▶ Directive: Which lines hold the string "écran"? Copy every one of them.

---

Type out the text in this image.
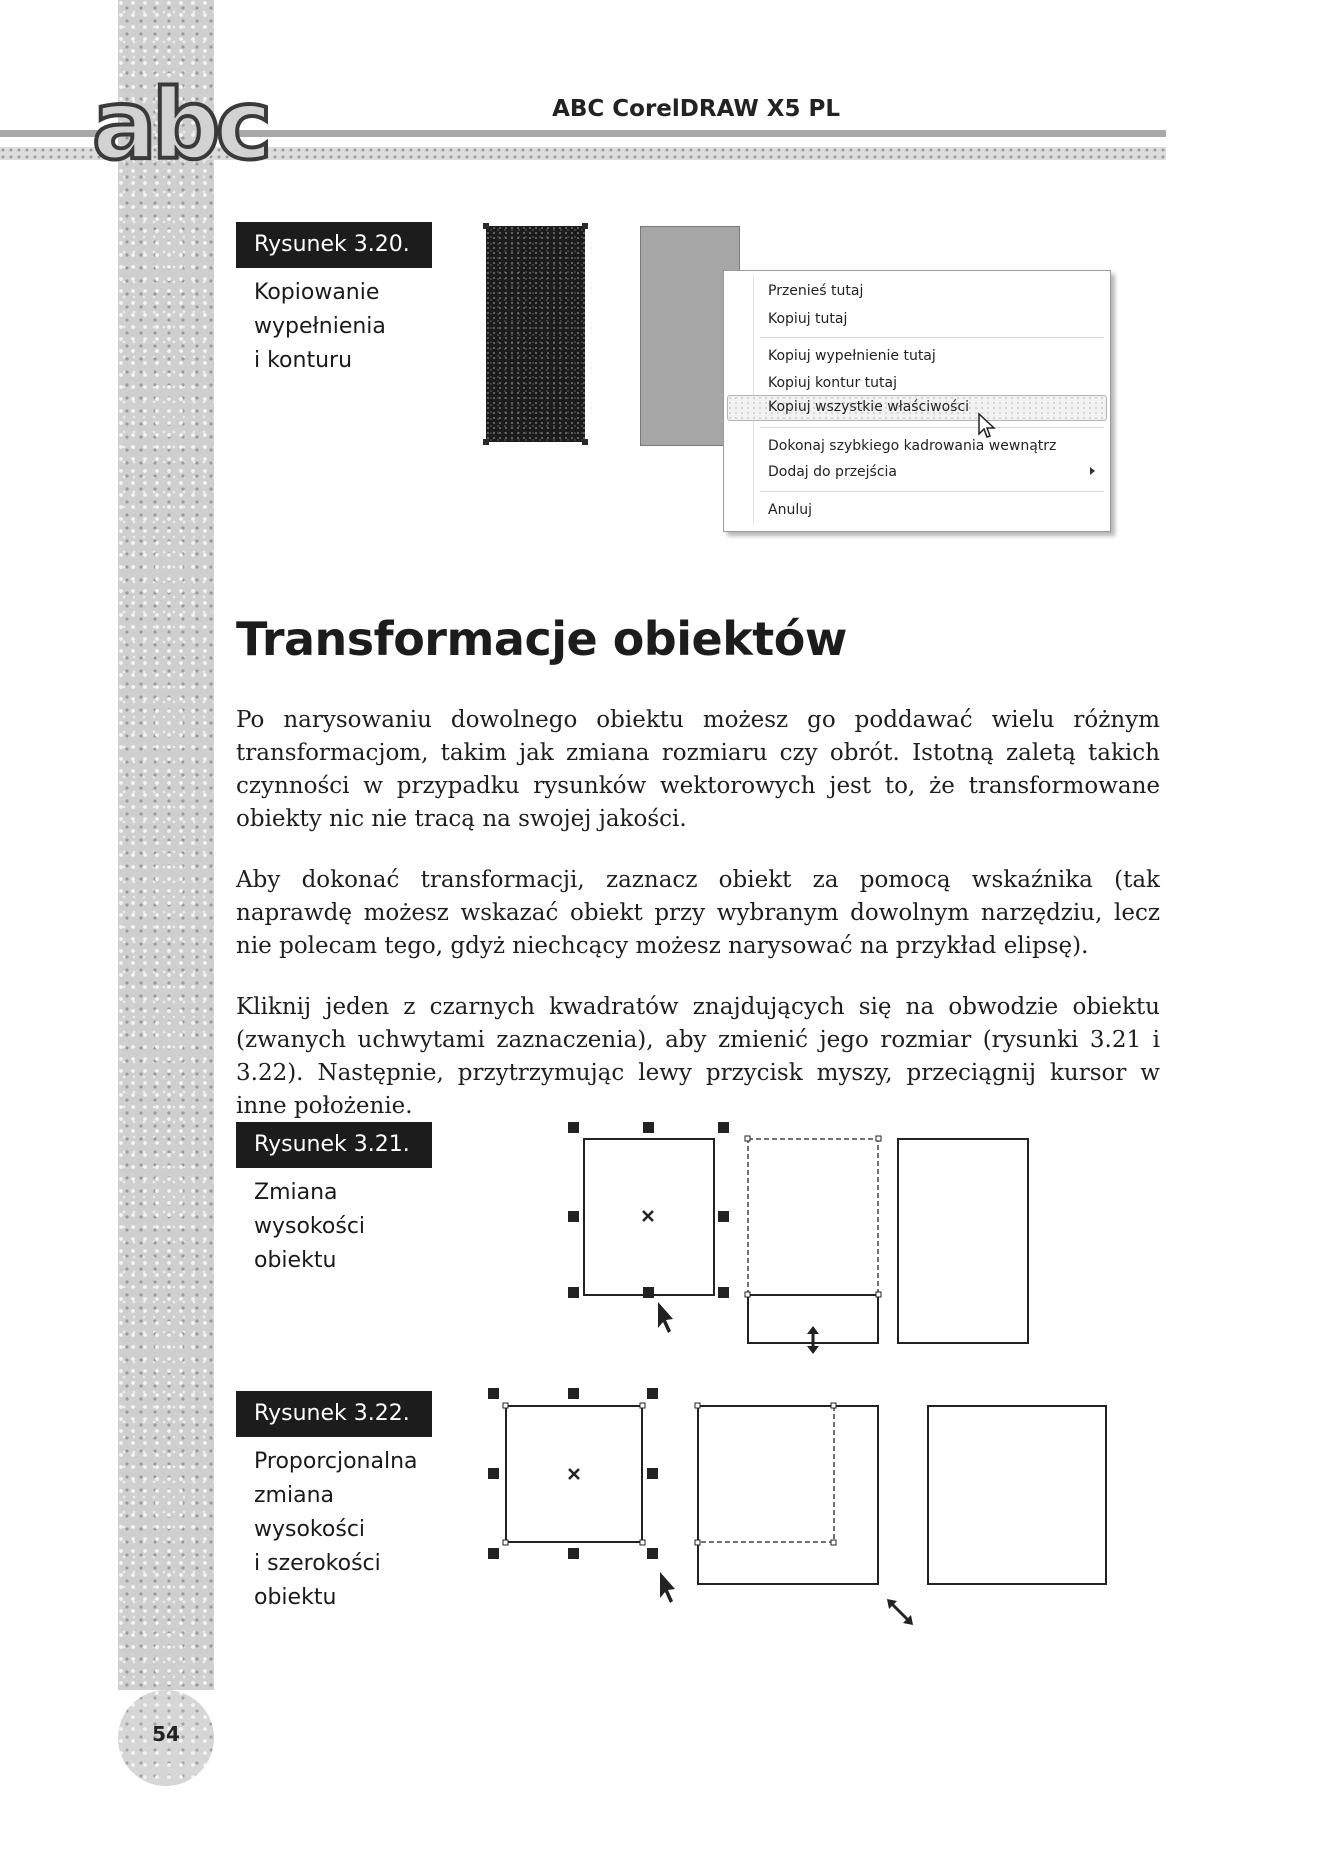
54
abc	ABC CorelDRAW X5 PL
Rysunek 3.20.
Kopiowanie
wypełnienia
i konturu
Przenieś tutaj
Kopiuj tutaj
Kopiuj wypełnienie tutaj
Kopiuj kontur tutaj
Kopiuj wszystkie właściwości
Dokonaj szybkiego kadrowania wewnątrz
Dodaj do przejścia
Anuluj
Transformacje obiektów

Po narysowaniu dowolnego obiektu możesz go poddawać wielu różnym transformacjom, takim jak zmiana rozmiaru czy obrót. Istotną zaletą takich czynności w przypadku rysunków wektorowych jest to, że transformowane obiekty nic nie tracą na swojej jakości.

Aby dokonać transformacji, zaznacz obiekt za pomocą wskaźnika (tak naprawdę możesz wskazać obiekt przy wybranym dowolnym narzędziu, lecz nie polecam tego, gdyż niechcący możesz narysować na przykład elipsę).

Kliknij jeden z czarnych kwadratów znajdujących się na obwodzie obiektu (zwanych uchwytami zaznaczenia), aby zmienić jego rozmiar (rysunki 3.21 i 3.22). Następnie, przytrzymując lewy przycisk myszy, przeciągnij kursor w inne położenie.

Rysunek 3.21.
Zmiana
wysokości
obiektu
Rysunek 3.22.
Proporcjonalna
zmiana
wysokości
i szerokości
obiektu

---

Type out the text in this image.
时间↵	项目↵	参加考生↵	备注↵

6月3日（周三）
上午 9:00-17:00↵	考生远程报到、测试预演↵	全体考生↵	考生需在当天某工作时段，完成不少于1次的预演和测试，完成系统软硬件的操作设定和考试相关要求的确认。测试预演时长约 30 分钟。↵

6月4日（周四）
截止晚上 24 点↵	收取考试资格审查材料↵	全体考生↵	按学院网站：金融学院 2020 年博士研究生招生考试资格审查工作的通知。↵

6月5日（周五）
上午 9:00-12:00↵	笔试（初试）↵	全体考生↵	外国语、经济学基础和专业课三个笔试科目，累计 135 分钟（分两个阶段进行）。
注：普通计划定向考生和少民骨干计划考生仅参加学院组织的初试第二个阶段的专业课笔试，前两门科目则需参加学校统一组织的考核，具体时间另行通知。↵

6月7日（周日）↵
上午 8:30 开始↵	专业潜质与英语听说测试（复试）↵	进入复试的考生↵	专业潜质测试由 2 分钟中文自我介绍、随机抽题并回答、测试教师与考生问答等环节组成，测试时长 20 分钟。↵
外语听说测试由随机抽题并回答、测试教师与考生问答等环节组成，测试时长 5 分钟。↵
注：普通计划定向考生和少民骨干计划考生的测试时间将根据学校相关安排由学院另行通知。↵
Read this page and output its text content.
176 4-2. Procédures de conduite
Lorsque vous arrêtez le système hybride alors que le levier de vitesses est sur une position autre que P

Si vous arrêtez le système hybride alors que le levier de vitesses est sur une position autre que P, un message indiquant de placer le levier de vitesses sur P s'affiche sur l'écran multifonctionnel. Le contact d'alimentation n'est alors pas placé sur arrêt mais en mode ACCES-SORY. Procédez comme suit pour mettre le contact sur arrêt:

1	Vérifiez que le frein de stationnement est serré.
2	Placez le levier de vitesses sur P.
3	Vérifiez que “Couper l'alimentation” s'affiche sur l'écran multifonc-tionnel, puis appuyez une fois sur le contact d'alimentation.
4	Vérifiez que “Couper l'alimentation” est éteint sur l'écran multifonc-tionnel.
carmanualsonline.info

---

▶ Exercise solution:
Si vous arrêtez le système hybride alors que le levier de vitesses est sur une position autre que P, un message indiquant de placer le levier de vitesses sur P s'affiche sur l'écran multifonctionnel. Le contact d'alimentation n'est alors pas placé sur arrêt mais en mode ACCES-SORY. Procédez comme suit pour mettre le contact sur arrêt:
3	Vérifiez que “Couper l'alimentation” s'affiche sur l'écran multifonc-tionnel, puis appuyez une fois sur le contact d'alimentation.
4	Vérifiez que “Couper l'alimentation” est éteint sur l'écran multifonc-tionnel.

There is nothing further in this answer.